--- SELECTED EXTRACT ---

Publish Time: 2018-02-22 Author: From: Xinhua

Holding a baby goat, or kid, tightly in her arms, Tse Drolma must walk more than one hour to Yamdrok Lake in the freezing weather. Sometimes she is lucky to get a free ride.

Tse Drolma lives in impoverished Kamba Village, Konggar County in Tibet Autonomous Region.

The 17-year-old Tibetan girl is a student at a vocational school in Lhasa. She goes to the viewing platform beside Yamdrok Lake every day during her winter vacation, with her kid.

Four years ago, Tse Drolma's father fell seriously ill, leaving her mother to support the family.

"I just wanted to share the burden on my mother's shoulders," she said. She followed the lead of other villagers, who took goats to the lakeside and let tourists take photos with the animals for a small charge.

Goats have become "cash cows" for her family.

Tse Drolma earned just five yuan (0.8 U.S. dollars) per customer when she first started. She never expected the animals to make a fortune, just some extra money to help her family.

During holidays, she goes to the observation platform, located nearly 5,000 meters above sea level, every morning at 9 a.m.

Tse Drolma makes sure her kids are well fed and prepares some hay for them before they leave home.

She often takes her textbooks and reads them at the platform, or listens to music when there are not many tourists. A pack of instant noodles is her normal lunch. She stays there until evening, enduring the strong winter winds.

--- SOURCE EXCERPT ---

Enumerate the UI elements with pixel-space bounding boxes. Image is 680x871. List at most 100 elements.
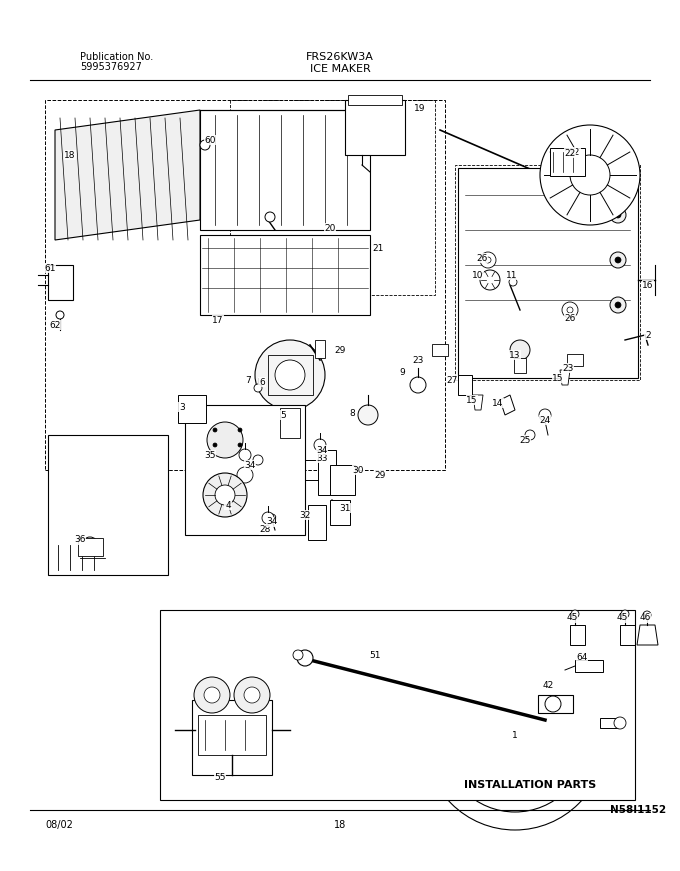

---

TASK INSTRUCTIONS =>
a – Name each place the article about Tse Drolma mentions by name, not counting the country in the currency conversion.
b – In the article about Tse Drolma, retype the stretch from "The 17-year-old Tibetan" through "help her family.".

TASK SOLUTIONS =>
a – Yamdrok Lake, Kamba Village, Konggar County, Tibet Autonomous Region, Lhasa

b –
The 17-year-old Tibetan girl is a student at a vocational school in Lhasa. She goes to the viewing platform beside Yamdrok Lake every day during her winter vacation, with her kid.

Four years ago, Tse Drolma's father fell seriously ill, leaving her mother to support the family.

"I just wanted to share the burden on my mother's shoulders," she said. She followed the lead of other villagers, who took goats to the lakeside and let tourists take photos with the animals for a small charge.

Goats have become "cash cows" for her family.

Tse Drolma earned just five yuan (0.8 U.S. dollars) per customer when she first started. She never expected the animals to make a fortune, just some extra money to help her family.